GIVEN EXERCISE:
Each entry that follows must be output without any deviation.

DATA FOR THE TASK:

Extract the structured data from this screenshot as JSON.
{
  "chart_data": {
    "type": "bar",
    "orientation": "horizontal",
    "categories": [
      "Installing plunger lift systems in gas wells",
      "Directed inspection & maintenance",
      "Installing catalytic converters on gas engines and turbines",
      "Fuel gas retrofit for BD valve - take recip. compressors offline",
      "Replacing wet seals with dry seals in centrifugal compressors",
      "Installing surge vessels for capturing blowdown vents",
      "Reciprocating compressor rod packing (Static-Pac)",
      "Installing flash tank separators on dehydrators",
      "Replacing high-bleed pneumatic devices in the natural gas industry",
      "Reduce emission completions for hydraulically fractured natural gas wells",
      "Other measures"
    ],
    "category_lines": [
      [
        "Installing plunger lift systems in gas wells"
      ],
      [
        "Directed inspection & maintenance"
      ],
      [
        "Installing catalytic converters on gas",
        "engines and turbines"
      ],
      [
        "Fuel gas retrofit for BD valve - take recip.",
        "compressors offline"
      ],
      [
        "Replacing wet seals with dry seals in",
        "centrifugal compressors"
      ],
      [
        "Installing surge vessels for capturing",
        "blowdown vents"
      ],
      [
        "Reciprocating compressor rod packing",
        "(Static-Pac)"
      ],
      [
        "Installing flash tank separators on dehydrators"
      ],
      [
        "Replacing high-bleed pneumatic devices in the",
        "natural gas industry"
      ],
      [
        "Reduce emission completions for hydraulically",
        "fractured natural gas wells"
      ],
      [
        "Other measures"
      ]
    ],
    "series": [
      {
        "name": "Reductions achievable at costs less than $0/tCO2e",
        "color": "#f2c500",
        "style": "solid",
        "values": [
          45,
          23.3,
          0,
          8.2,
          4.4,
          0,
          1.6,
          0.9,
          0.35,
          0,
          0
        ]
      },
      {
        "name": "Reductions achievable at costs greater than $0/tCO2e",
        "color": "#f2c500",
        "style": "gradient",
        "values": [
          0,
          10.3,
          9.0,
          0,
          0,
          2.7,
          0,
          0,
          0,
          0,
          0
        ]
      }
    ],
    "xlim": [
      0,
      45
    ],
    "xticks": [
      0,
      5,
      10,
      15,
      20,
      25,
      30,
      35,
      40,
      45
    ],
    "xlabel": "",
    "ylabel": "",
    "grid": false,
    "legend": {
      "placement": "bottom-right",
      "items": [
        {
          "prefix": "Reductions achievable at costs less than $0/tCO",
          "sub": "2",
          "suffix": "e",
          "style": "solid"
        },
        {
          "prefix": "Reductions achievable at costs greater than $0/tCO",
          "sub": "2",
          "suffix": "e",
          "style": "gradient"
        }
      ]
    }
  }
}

COMPLETED TASK:
Extract the structured data from this screenshot as JSON.
{
  "chart_data": {
    "type": "bar",
    "orientation": "horizontal",
    "categories": [
      "Installing plunger lift systems in gas wells",
      "Directed inspection & maintenance",
      "Installing catalytic converters on gas engines and turbines",
      "Fuel gas retrofit for BD valve - take recip. compressors offline",
      "Replacing wet seals with dry seals in centrifugal compressors",
      "Installing surge vessels for capturing blowdown vents",
      "Reciprocating compressor rod packing (Static-Pac)",
      "Installing flash tank separators on dehydrators",
      "Replacing high-bleed pneumatic devices in the natural gas industry",
      "Reduce emission completions for hydraulically fractured natural gas wells",
      "Other measures"
    ],
    "category_lines": [
      [
        "Installing plunger lift systems in gas wells"
      ],
      [
        "Directed inspection & maintenance"
      ],
      [
        "Installing catalytic converters on gas",
        "engines and turbines"
      ],
      [
        "Fuel gas retrofit for BD valve - take recip.",
        "compressors offline"
      ],
      [
        "Replacing wet seals with dry seals in",
        "centrifugal compressors"
      ],
      [
        "Installing surge vessels for capturing",
        "blowdown vents"
      ],
      [
        "Reciprocating compressor rod packing",
        "(Static-Pac)"
      ],
      [
        "Installing flash tank separators on dehydrators"
      ],
      [
        "Replacing high-bleed pneumatic devices in the",
        "natural gas industry"
      ],
      [
        "Reduce emission completions for hydraulically",
        "fractured natural gas wells"
      ],
      [
        "Other measures"
      ]
    ],
    "series": [
      {
        "name": "Reductions achievable at costs less than $0/tCO2e",
        "color": "#f2c500",
        "style": "solid",
        "values": [
          45,
          23.3,
          0,
          8.2,
          4.4,
          0,
          1.6,
          0.9,
          0.35,
          0,
          0
        ]
      },
      {
        "name": "Reductions achievable at costs greater than $0/tCO2e",
        "color": "#f2c500",
        "style": "gradient",
        "values": [
          0,
          10.3,
          9.0,
          0,
          0,
          2.7,
          0,
          0,
          0,
          0,
          0
        ]
      }
    ],
    "xlim": [
      0,
      45
    ],
    "xticks": [
      0,
      5,
      10,
      15,
      20,
      25,
      30,
      35,
      40,
      45
    ],
    "xlabel": "",
    "ylabel": "",
    "grid": false,
    "legend": {
      "placement": "bottom-right",
      "items": [
        {
          "prefix": "Reductions achievable at costs less than $0/tCO",
          "sub": "2",
          "suffix": "e",
          "style": "solid"
        },
        {
          "prefix": "Reductions achievable at costs greater than $0/tCO",
          "sub": "2",
          "suffix": "e",
          "style": "gradient"
        }
      ]
    }
  }
}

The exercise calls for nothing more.